◆ **EXERCISE DETAILS**:
Extract the lines that hold the string "kamera".

(Extracted records)
◇ ◇ ◇ ◇ ◇ ◇ ◇

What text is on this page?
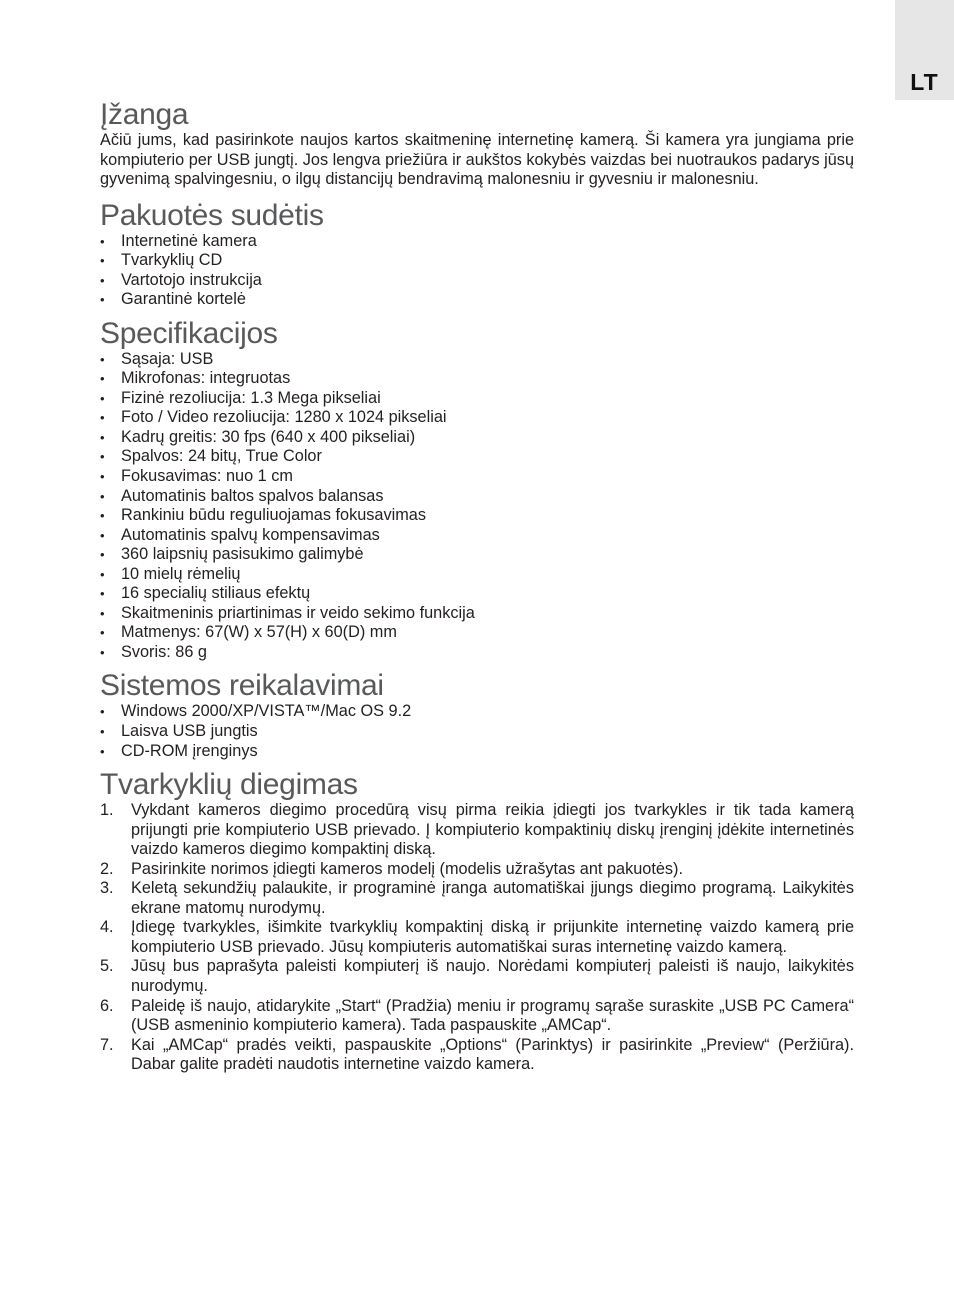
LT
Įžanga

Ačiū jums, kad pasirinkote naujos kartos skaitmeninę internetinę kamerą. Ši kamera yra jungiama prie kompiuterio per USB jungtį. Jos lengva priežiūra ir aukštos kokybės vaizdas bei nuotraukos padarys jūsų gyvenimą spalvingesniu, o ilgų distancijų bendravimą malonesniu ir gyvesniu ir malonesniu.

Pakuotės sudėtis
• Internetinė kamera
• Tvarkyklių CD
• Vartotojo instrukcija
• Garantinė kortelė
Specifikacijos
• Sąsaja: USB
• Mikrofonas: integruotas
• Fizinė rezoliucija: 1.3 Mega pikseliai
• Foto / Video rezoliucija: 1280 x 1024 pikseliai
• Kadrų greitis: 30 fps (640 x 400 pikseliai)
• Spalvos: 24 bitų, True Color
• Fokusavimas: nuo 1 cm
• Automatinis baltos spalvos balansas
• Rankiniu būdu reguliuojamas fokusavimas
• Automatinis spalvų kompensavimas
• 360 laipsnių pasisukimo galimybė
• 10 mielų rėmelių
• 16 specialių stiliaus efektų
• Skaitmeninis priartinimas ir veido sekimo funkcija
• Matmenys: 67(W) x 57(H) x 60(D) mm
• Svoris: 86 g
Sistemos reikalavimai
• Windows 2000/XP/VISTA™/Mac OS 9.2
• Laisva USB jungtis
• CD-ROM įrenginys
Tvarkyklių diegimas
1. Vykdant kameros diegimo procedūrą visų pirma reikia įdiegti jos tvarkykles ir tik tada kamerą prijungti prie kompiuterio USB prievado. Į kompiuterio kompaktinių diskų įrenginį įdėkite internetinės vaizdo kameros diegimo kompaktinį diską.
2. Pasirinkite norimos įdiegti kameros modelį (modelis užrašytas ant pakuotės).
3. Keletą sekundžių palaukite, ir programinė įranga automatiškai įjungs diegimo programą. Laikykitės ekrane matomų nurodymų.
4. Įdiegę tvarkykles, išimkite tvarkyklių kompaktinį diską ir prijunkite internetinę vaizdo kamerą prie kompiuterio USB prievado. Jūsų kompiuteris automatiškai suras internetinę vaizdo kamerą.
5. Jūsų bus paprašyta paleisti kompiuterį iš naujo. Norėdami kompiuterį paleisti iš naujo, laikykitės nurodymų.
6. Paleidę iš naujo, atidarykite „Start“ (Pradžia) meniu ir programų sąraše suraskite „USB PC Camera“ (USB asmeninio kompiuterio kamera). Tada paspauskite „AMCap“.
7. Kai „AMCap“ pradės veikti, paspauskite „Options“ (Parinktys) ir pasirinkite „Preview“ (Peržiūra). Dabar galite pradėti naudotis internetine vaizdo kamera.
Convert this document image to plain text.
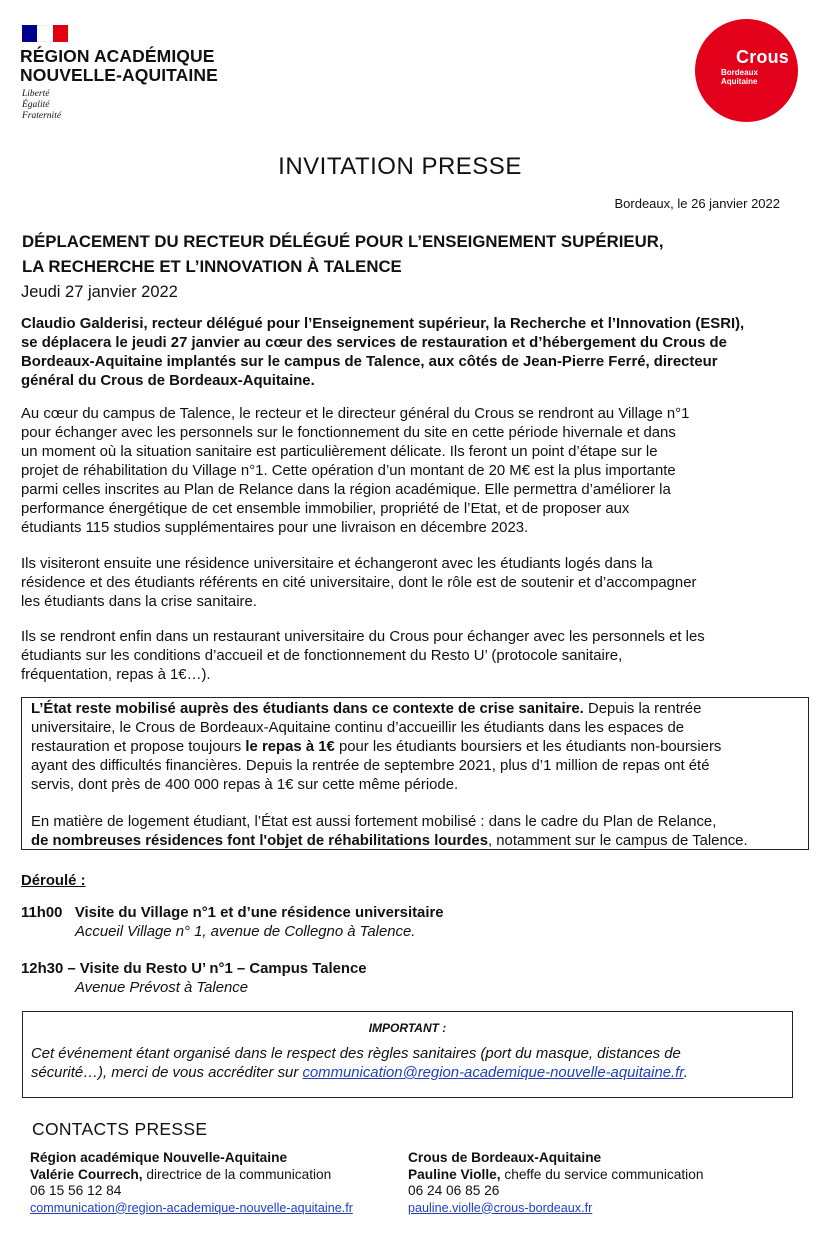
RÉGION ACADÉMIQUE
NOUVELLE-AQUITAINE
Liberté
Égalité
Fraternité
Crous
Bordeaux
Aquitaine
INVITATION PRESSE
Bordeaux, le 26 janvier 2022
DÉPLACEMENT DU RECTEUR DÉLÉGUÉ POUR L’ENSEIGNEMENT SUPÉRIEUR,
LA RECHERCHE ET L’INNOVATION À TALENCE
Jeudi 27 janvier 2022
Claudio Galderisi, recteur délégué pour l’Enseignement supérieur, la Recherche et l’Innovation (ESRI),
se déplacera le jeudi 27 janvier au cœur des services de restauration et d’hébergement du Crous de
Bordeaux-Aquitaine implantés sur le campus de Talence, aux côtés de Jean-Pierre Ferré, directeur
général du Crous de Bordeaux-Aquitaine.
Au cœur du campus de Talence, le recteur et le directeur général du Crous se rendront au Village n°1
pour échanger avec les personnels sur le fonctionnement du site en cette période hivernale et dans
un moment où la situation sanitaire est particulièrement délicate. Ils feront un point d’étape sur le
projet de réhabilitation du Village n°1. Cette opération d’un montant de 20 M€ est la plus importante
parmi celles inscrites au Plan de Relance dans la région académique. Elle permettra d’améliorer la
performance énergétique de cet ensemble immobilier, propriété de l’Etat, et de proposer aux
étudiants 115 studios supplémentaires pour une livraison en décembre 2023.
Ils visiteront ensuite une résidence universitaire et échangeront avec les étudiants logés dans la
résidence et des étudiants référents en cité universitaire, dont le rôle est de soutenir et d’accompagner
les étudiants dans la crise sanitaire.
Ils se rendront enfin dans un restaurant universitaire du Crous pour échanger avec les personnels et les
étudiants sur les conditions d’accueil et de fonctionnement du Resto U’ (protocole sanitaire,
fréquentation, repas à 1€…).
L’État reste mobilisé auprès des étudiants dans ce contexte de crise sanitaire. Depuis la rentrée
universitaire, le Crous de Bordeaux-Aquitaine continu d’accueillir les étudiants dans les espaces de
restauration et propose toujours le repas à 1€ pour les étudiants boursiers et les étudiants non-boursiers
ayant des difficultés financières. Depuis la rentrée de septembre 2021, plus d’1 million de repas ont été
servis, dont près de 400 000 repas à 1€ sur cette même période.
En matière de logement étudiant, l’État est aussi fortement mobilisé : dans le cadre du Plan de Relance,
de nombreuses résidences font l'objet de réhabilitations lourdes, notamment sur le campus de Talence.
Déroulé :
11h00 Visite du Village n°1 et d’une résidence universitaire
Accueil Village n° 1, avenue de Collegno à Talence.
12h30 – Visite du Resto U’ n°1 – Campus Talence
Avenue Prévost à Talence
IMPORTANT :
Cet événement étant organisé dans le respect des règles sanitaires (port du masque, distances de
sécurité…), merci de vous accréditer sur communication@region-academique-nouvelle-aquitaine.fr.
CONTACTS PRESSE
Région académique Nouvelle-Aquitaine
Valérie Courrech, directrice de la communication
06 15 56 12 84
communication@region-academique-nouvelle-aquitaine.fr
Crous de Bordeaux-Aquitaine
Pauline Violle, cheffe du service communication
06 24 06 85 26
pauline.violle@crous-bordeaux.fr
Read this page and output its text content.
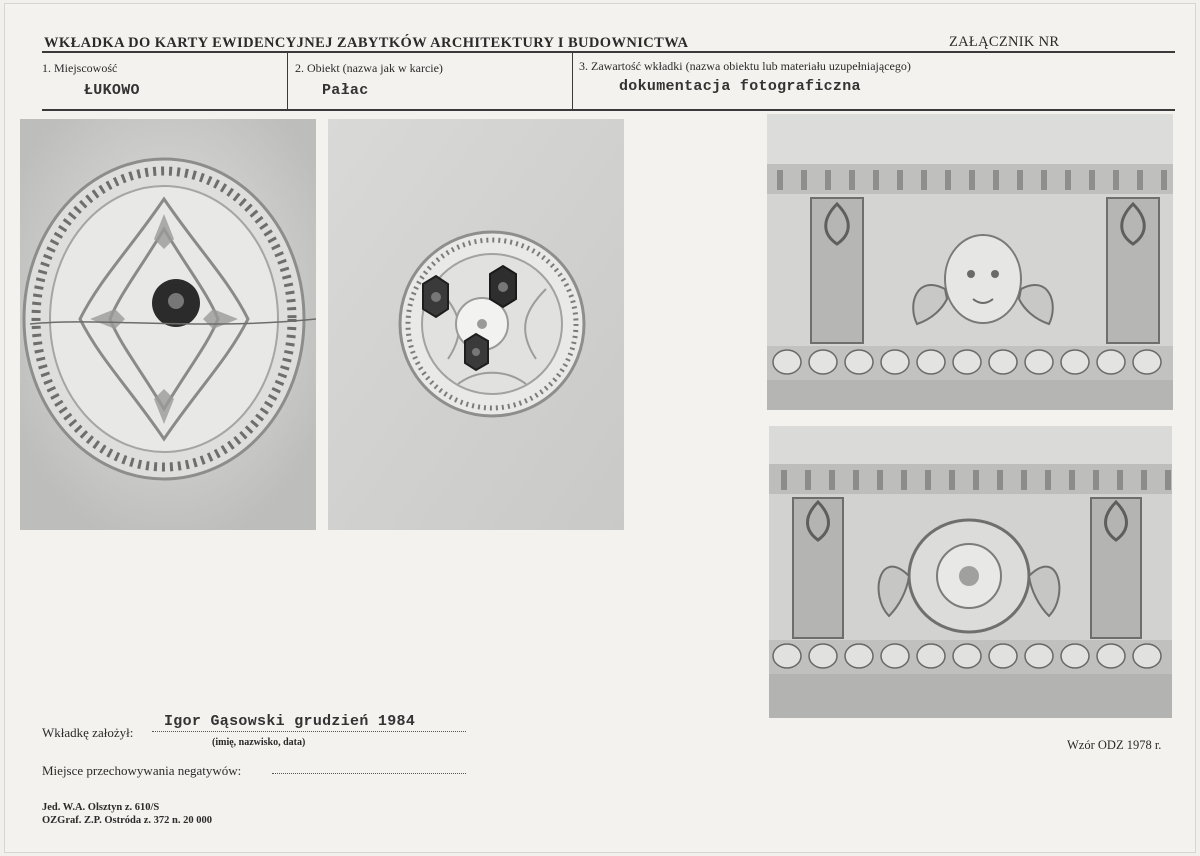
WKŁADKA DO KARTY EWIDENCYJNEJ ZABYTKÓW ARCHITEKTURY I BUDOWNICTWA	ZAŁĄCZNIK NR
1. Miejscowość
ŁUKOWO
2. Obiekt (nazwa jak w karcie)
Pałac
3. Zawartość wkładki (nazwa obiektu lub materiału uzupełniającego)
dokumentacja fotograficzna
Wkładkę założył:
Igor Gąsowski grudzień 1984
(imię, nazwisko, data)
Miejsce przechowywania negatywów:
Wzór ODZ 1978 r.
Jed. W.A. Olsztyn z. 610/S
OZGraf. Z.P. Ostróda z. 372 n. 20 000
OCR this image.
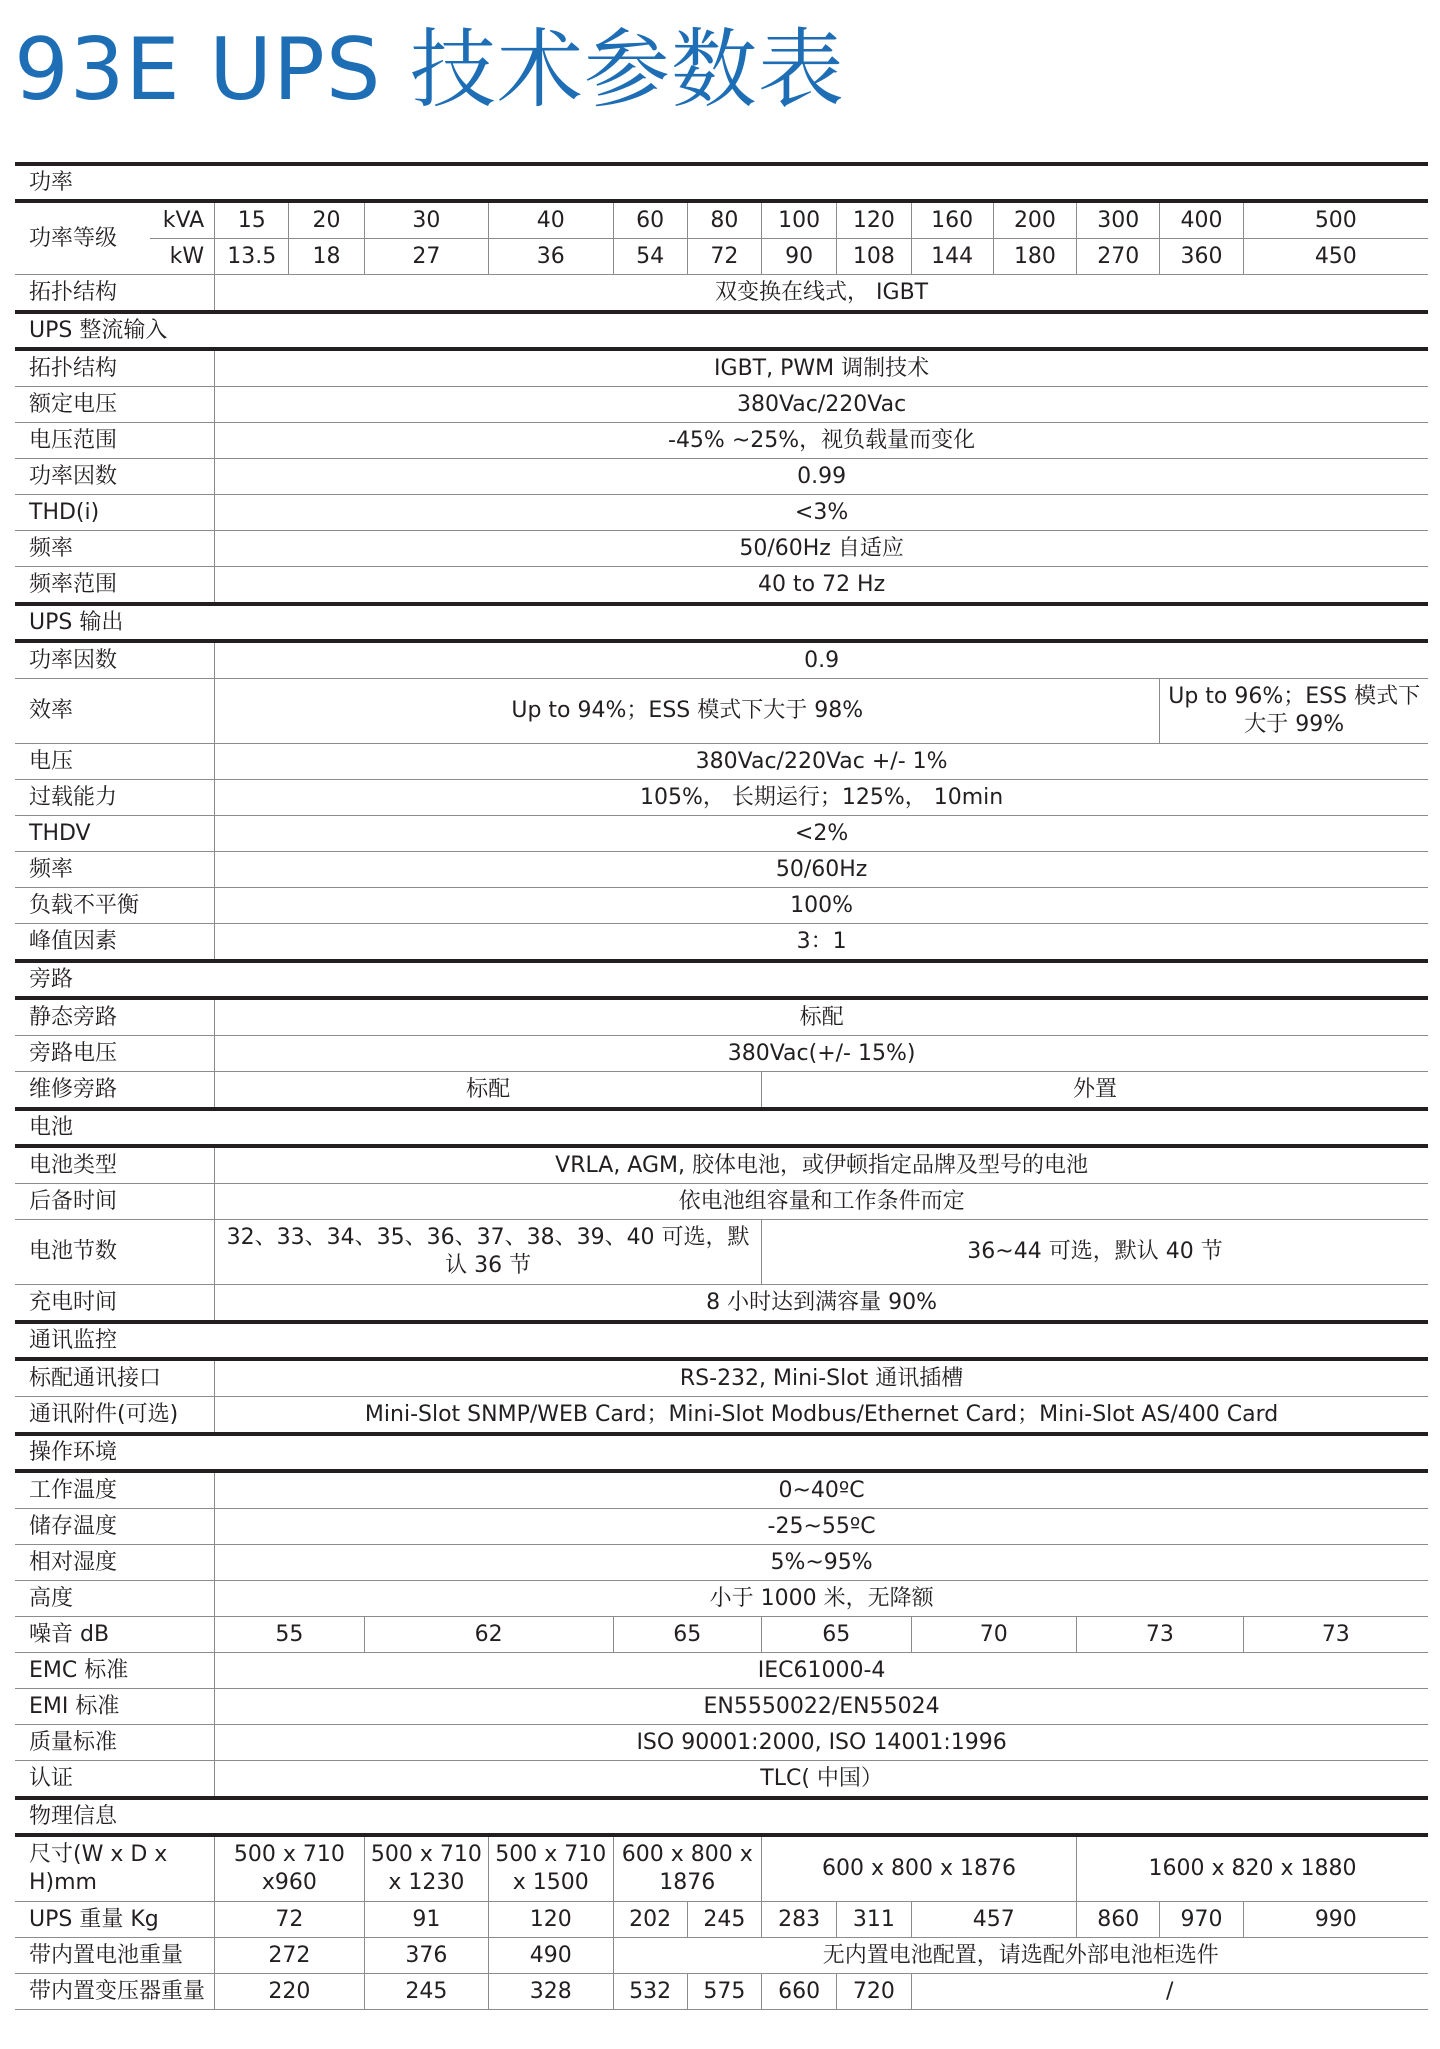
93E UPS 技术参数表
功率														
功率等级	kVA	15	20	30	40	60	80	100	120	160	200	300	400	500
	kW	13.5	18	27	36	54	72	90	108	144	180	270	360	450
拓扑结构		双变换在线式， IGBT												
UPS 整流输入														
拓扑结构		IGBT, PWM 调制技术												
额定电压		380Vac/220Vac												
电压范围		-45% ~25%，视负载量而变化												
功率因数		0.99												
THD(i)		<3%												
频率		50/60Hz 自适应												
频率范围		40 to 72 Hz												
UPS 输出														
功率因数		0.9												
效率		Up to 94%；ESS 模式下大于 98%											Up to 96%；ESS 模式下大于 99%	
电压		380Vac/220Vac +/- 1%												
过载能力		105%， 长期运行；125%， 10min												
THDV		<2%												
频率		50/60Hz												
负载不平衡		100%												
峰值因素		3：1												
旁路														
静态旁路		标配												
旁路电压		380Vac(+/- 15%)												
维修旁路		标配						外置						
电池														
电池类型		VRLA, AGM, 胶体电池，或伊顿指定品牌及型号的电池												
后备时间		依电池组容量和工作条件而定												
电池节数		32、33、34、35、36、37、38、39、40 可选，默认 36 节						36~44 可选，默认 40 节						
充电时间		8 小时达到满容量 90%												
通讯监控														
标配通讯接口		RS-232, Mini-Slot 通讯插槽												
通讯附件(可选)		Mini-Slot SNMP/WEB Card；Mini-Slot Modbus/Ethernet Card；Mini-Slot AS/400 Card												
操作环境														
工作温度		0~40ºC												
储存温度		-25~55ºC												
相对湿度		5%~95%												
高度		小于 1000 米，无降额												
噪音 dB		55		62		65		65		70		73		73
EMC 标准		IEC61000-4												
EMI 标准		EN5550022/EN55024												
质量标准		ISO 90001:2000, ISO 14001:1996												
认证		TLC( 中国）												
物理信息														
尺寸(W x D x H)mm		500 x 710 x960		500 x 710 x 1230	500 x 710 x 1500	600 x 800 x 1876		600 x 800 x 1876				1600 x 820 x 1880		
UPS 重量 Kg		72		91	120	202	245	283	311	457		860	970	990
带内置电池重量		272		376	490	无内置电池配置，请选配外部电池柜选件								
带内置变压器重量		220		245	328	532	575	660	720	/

◇ ◇ ◇ ◇ ◇ ◇ ◇

◆ **RESPONSE TO THIS TASK**:
Ačiū jums, kad pasirinkote naujos kartos skaitmeninę internetinę kamerą. Ši kamera yra jungiama prie kompiuterio per USB jungtį. Jos lengva priežiūra ir aukštos kokybės vaizdas bei nuotraukos padarys jūsų gyvenimą spalvingesniu, o ilgų distancijų bendravimą malonesniu ir gyvesniu ir malonesniu.
• Internetinė kamera
6. Paleidę iš naujo, atidarykite „Start“ (Pradžia) meniu ir programų sąraše suraskite „USB PC Camera“ (USB asmeninio kompiuterio kamera). Tada paspauskite „AMCap“.
7. Kai „AMCap“ pradės veikti, paspauskite „Options“ (Parinktys) ir pasirinkite „Preview“ (Peržiūra). Dabar galite pradėti naudotis internetine vaizdo kamera.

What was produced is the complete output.